> **READING TEXT**:
---------------
Ok, Julie Andrews is out with a new autobiography. Sounds like her whole life was not just one big supercalifragilisticum. Imagine that. But, still, I’ll wager that the image of her resting in most minds is the one of her wonderful pirouette in that alpine meadow above Salzburg. Only the blackhearts among us are not moved by the recollection.
News here is that there is scientific rationale behind her exuberance. Know how your brain is but a bit more than a sodium ion pump? (Oh, maybe a bit more…)
---------------
> **RECORDED DATA**:
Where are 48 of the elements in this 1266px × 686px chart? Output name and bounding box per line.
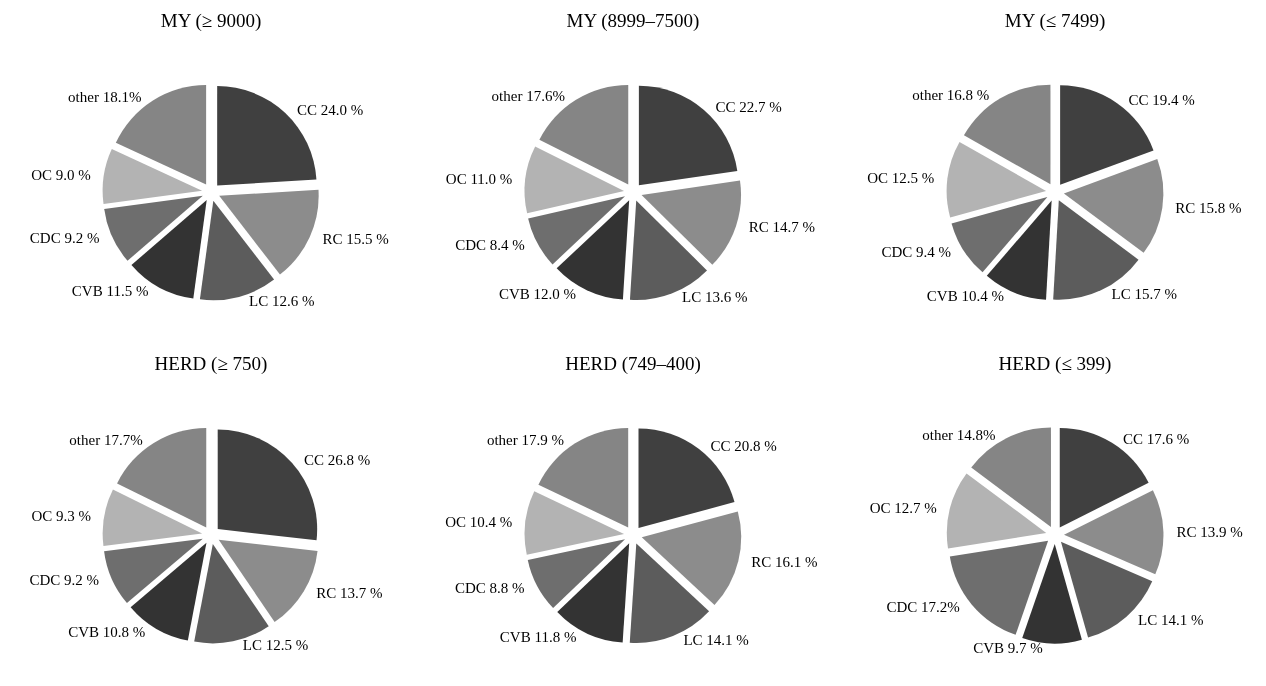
slice-label: RC 16.1 % [751,554,818,571]
slice-label: RC 15.5 % [322,230,389,247]
slice-label: LC 12.5 % [242,637,309,654]
slice-label: OC 10.4 % [445,513,513,530]
slice-label: CDC 9.4 % [881,244,952,261]
slice-label: other 18.1% [68,89,142,106]
slice-label: LC 15.7 % [1111,286,1177,302]
slice-label: CVB 9.7 % [973,639,1043,656]
chart-title: HERD (749–400) [565,353,701,375]
slice-label: other 14.8% [922,426,996,443]
chart-title: HERD (≥ 750) [154,353,268,375]
slice-label: other 17.6% [491,88,565,105]
slice-label: CDC 8.4 % [455,237,525,254]
slice-label: CDC 9.2 % [29,572,100,589]
slice-label: CDC 17.2% [886,599,960,616]
slice-label: OC 12.5 % [867,170,935,187]
slice-label: CC 17.6 % [1123,431,1190,448]
slice-label: CVB 11.8 % [499,628,577,645]
slice-label: CVB 10.8 % [68,624,146,641]
slice-label: CDC 8.8 % [454,579,525,596]
slice-label: other 17.9 % [486,431,564,448]
slice-label: CC 22.7 % [715,99,782,116]
slice-label: CC 19.4 % [1128,91,1195,108]
chart-title: MY (≤ 7499) [1004,10,1106,32]
slice-label: RC 15.8 % [1175,200,1242,217]
chart-title: MY (≥ 9000) [160,10,262,32]
slice-label: CDC 9.2 % [29,230,100,247]
slice-label: LC 12.6 % [249,292,315,309]
slice-label: OC 12.7 % [869,500,937,517]
slice-label: OC 11.0 % [445,170,513,187]
slice-label: RC 13.7 % [316,585,383,602]
slice-label: CC 20.8 % [710,437,777,454]
chart-title: MY (8999–7500) [566,10,700,32]
slice-label: LC 14.1 % [683,631,749,648]
slice-label: other 17.7% [69,431,143,448]
slice-label: LC 13.6 % [682,289,748,306]
slice-label: LC 14.1 % [1138,611,1204,628]
chart-title: HERD (≤ 399) [998,353,1112,375]
slice-label: other 16.8 % [912,86,990,103]
slice-label: CVB 10.4 % [926,288,1004,305]
slice-label: CC 24.0 % [297,102,364,119]
slice-label: OC 9.3 % [31,508,92,525]
slice-label: CVB 11.5 % [71,282,149,299]
slice-label: RC 13.9 % [1176,523,1243,540]
slice-label: OC 9.0 % [31,167,91,184]
slice-label: CC 26.8 % [303,452,371,469]
slice-label: CVB 12.0 % [499,285,577,302]
slice-label: RC 14.7 % [748,219,816,236]
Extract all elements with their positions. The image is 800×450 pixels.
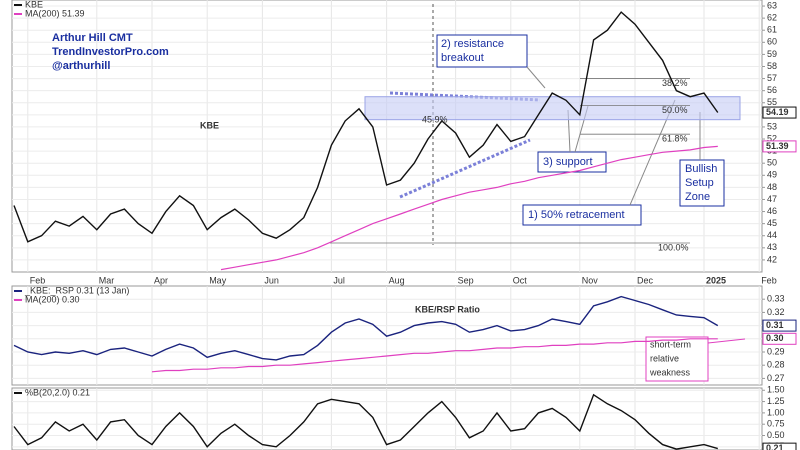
annotation: Zone	[685, 191, 710, 203]
series-line	[13, 393, 718, 450]
annotation: Setup	[685, 177, 714, 189]
fib-label: 100.0%	[658, 242, 689, 252]
y-tick-label: 42	[767, 254, 777, 264]
last-value-box	[762, 332, 797, 345]
x-tick-label: Jul	[333, 275, 345, 285]
annotation: TrendInvestorPro.com	[52, 46, 169, 58]
y-tick-label: 56	[767, 85, 777, 95]
y-tick-label: 52	[767, 133, 777, 143]
y-tick-label: 1.00	[767, 407, 785, 417]
y-tick-label: 61	[767, 25, 777, 35]
y-tick-label: 48	[767, 182, 777, 192]
annotation: KBE/RSP Ratio	[415, 304, 480, 314]
y-tick-label: 1.50	[767, 385, 785, 395]
last-value-label: 51.39	[766, 141, 789, 151]
y-tick-label: 0.28	[767, 360, 785, 370]
trend-line	[399, 138, 531, 199]
y-tick-label: 55	[767, 97, 777, 107]
x-tick-label: Feb	[30, 275, 46, 285]
plot	[13, 11, 741, 271]
annotation: KBE	[200, 120, 219, 130]
annotation: @arthurhill	[52, 60, 110, 72]
y-tick-label: 0.27	[767, 373, 785, 383]
last-value-label: 54.19	[766, 107, 789, 117]
y-tick-label: 43	[767, 242, 777, 252]
annotation: 2) resistance	[441, 38, 504, 50]
y-tick-label: 60	[767, 37, 777, 47]
y-tick-label: 59	[767, 49, 777, 59]
x-tick-label: Aug	[389, 275, 405, 285]
y-tick-label: 58	[767, 61, 777, 71]
y-tick-label: 57	[767, 73, 777, 83]
x-tick-label: 2025	[706, 275, 726, 285]
fib-label: 38.2%	[662, 78, 688, 88]
annotation: weakness	[649, 367, 691, 377]
zone	[364, 96, 741, 121]
fib-label: 50.0%	[662, 105, 688, 115]
last-value-box	[762, 106, 797, 119]
y-tick-label: 0.33	[767, 294, 785, 304]
x-tick-label: Feb	[761, 275, 777, 285]
fib-label: 61.8%	[662, 134, 688, 144]
callout-box	[522, 204, 642, 226]
series-line	[220, 145, 718, 271]
last-value-box	[762, 319, 797, 332]
annotation: 1) 50% retracement	[528, 209, 625, 221]
y-tick-label: 0.50	[767, 430, 785, 440]
annotation: breakout	[441, 52, 484, 64]
callout-box	[436, 34, 528, 68]
x-tick-label: May	[209, 275, 227, 285]
y-tick-label: 1.25	[767, 396, 785, 406]
annotation: Bullish	[685, 163, 717, 175]
plot	[13, 295, 719, 373]
annotation: short-term	[650, 339, 691, 349]
series-line	[13, 295, 719, 361]
legend-label: KBE	[25, 0, 43, 9]
y-tick-label: 45	[767, 218, 777, 228]
x-tick-label: Nov	[582, 275, 599, 285]
y-tick-label: 53	[767, 121, 777, 131]
plot	[13, 393, 718, 450]
callout-box	[645, 336, 709, 382]
legend-label: MA(200) 0.30	[25, 294, 80, 304]
last-value-box	[762, 140, 797, 153]
last-value-label: 0.21	[766, 443, 784, 450]
y-tick-label: 0.29	[767, 346, 785, 356]
last-value-box	[762, 442, 797, 450]
annotation: 45.9%	[422, 114, 448, 124]
last-value-label: 0.31	[766, 320, 784, 330]
x-tick-label: Oct	[513, 275, 528, 285]
y-tick-label: 0.75	[767, 419, 785, 429]
annotation: 3) support	[543, 156, 593, 168]
x-tick-label: Apr	[154, 275, 168, 285]
y-tick-label: 47	[767, 194, 777, 204]
y-tick-label: 50	[767, 158, 777, 168]
x-tick-label: Mar	[99, 275, 115, 285]
series-line	[151, 338, 718, 373]
arrow	[526, 66, 546, 89]
series-line	[13, 11, 719, 243]
x-tick-label: Sep	[458, 275, 474, 285]
arrow	[707, 338, 746, 344]
y-tick-label: 44	[767, 230, 777, 240]
callout-box	[679, 159, 725, 207]
y-tick-label: 46	[767, 206, 777, 216]
y-tick-label: 49	[767, 170, 777, 180]
x-tick-label: Jun	[264, 275, 279, 285]
legend-label: _KBE:_RSP 0.31 (13 Jan)	[24, 285, 129, 295]
y-tick-label: 62	[767, 13, 777, 23]
y-tick-label: 0.32	[767, 307, 785, 317]
y-tick-label: 63	[767, 0, 777, 10]
legend-label: MA(200) 51.39	[25, 8, 85, 18]
legend-label: %B(20,2.0) 0.21	[25, 387, 90, 397]
annotation: Arthur Hill CMT	[52, 32, 133, 44]
last-value-label: 0.30	[766, 333, 784, 343]
annotation: relative	[650, 353, 679, 363]
x-tick-label: Dec	[637, 275, 654, 285]
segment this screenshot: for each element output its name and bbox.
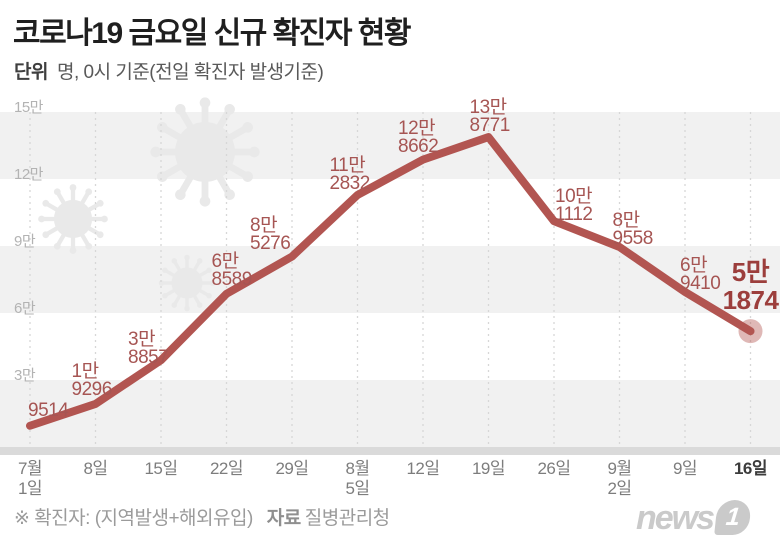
trend-line <box>26 133 755 430</box>
x-axis-bar <box>0 447 780 455</box>
page-title: 코로나19 금요일 신규 확진자 현황 <box>13 17 412 50</box>
source-label: 자료 <box>266 508 301 529</box>
news1-logo-badge-icon: 1 <box>714 500 752 535</box>
news1-logo-word: news <box>636 499 715 537</box>
footnote: ※ 확진자: (지역발생+해외유입) 자료 질병관리청 <box>14 503 390 530</box>
unit-label: 단위 <box>14 62 48 83</box>
news1-logo: news 1 <box>636 499 752 537</box>
footnote-text: ※ 확진자: (지역발생+해외유입) <box>14 508 253 529</box>
source-text: 질병관리청 <box>304 508 390 529</box>
chart-subtitle: 단위 명, 0시 기준(전일 확진자 발생기준) <box>14 57 324 84</box>
unit-text: 명, 0시 기준(전일 확진자 발생기준) <box>56 62 324 83</box>
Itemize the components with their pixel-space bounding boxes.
---------------
> **ACTIONS TO TAKE**:
(1) In the listing, edit the part that opens with the line containing "191, 710, 203]" and closes with the line containing "85, 777, 95]" by changing "Jul" to "July". Leave everything else unchanged, and give back only those lines.
(2) Resume the piece about Julie Andrews and the science behind her exuberance, continuing after its last sentence.

> **ANSWERS PER TASK**:
(1)
annotation: Zone	[685, 191, 710, 203]
series-line	[13, 393, 718, 450]
annotation: Setup	[685, 177, 714, 189]
fib-label: 100.0%	[658, 242, 689, 252]
y-tick-label: 42	[767, 254, 777, 264]
last-value-box	[762, 332, 797, 345]
x-tick-label: July	[333, 275, 345, 285]
annotation: TrendInvestorPro.com	[52, 46, 169, 58]
y-tick-label: 56	[767, 85, 777, 95]

(2)
Well, “increasing negative ionization of the air (the kind of ‘charged’ air found on mountaintops, near waterfalls, or at the sea) produces changes in brain growth… The ions can also change the chemical composition of the neurotransmitters, and can elevate or suppress mood, something almost everyone knows (except couch potatoes) who has noted the exhilaration of the mountains, or the depression with a Santa Ana wind.” – Robert Ornstein
Shunryu Suzuki takes the longer view: “It takes time, you know, a long time, for the water finally to reach the bottom of the waterfall. And it seems to me that our human life may be like this. We have many difficult experiences in our life. But at the same time… the water was not originally separated, but was one whole river. When you do not realize that you are one with the river, one with the universe, you have fear. When you realize this fact…You will find the true meaning of life, and even though you have difficulty falling upright from the top of the waterfall to the bottom of the mountain, you will enjoy your life.”
Ya.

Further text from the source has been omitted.